# PROBLEM TO SOLVE
Filter the entries that follow, copying every line in which the word "comprehensive" appears.

[Dataset items]
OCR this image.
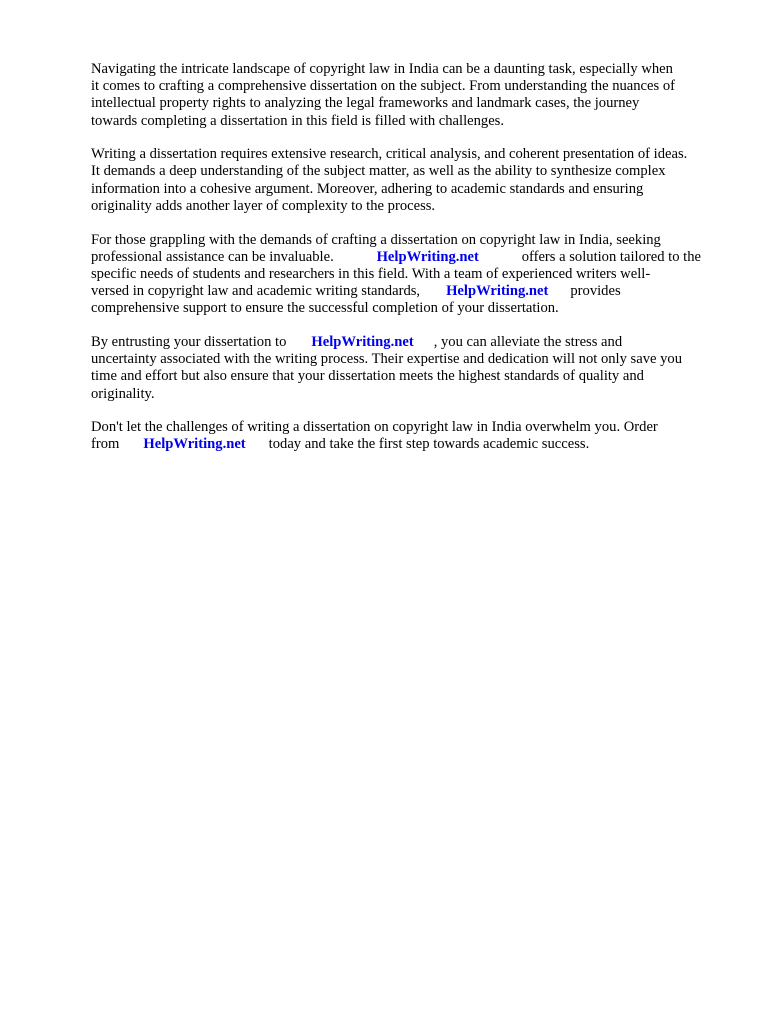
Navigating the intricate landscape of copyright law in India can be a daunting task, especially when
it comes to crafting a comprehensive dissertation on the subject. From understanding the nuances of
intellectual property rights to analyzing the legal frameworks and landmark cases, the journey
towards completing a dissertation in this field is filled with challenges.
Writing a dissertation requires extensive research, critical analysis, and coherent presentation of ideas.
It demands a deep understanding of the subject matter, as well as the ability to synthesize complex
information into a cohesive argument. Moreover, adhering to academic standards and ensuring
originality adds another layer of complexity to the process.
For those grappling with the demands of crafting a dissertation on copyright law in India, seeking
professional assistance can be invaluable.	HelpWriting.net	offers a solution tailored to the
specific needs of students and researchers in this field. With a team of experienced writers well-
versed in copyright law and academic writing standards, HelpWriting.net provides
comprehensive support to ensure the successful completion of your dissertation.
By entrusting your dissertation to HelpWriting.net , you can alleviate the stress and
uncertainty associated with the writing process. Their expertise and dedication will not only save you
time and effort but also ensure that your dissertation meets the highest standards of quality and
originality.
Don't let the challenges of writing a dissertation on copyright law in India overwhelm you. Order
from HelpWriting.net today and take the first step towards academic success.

==

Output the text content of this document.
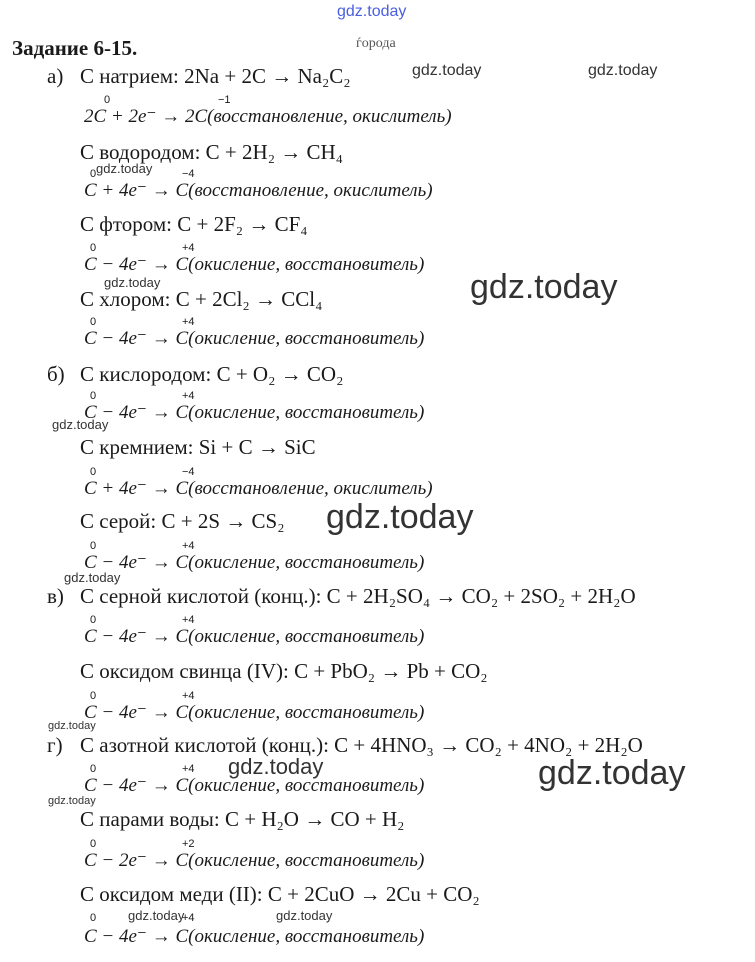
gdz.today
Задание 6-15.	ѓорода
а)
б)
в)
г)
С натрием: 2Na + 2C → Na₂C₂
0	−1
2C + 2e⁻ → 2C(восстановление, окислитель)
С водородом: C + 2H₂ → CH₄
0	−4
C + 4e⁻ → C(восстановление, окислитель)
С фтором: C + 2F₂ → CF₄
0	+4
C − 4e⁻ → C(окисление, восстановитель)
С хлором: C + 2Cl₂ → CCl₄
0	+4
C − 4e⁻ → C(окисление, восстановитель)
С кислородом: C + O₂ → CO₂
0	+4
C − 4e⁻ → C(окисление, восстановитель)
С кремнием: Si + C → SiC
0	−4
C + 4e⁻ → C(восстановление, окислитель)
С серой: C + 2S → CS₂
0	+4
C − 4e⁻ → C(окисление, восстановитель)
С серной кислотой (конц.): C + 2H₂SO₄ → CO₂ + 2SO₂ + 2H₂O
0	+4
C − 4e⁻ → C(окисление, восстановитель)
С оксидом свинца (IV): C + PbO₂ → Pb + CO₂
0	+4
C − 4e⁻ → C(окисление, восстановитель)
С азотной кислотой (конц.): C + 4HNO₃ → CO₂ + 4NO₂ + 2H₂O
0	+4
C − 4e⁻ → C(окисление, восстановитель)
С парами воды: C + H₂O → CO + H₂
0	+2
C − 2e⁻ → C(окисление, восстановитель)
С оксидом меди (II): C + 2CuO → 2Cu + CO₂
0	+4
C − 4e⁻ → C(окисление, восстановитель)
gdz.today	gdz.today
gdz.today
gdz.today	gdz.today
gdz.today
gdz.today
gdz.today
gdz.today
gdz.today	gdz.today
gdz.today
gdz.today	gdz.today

* * *

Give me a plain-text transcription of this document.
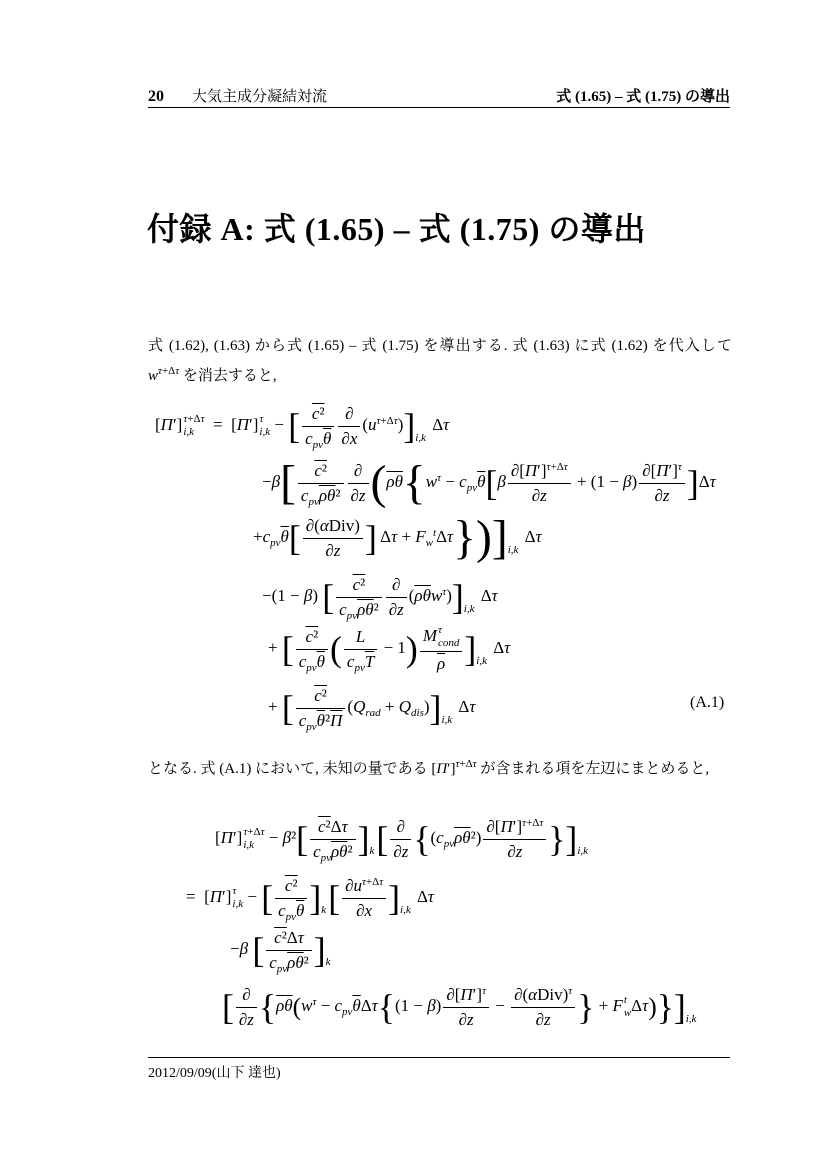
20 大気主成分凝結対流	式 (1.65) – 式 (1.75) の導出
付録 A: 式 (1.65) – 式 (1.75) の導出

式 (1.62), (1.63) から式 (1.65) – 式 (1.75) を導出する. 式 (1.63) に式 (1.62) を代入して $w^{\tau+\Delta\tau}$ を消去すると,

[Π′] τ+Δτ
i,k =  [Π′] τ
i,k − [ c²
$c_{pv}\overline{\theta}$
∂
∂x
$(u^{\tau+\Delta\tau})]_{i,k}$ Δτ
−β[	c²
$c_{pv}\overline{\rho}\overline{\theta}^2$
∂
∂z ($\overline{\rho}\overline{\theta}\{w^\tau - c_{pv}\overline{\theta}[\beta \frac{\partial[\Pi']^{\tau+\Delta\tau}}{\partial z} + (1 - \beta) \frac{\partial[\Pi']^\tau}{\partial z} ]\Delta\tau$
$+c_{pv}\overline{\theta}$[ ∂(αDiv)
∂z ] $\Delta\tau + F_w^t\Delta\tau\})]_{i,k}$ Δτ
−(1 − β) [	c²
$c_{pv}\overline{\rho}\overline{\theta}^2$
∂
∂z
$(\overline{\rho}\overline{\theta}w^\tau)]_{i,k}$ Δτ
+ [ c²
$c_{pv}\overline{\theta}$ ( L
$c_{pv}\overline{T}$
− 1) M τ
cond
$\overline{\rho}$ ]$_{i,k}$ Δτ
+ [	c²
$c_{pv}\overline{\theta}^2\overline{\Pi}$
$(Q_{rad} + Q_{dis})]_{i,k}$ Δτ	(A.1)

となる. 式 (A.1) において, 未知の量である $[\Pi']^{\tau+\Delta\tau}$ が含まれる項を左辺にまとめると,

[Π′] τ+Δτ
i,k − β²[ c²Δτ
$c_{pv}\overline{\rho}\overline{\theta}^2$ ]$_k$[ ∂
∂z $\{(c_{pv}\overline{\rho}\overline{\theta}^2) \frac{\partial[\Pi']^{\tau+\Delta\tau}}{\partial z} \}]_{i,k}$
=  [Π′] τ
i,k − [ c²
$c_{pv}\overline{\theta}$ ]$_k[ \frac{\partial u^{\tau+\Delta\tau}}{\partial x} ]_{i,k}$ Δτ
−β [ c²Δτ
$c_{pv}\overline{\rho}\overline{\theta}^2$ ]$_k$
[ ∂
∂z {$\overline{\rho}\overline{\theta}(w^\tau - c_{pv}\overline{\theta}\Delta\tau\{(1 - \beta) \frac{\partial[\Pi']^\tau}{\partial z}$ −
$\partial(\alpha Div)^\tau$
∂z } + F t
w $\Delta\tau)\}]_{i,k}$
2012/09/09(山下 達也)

# FINISHED TASK
it comes to crafting a comprehensive dissertation on the subject. From understanding the nuances of
comprehensive support to ensure the successful completion of your dissertation.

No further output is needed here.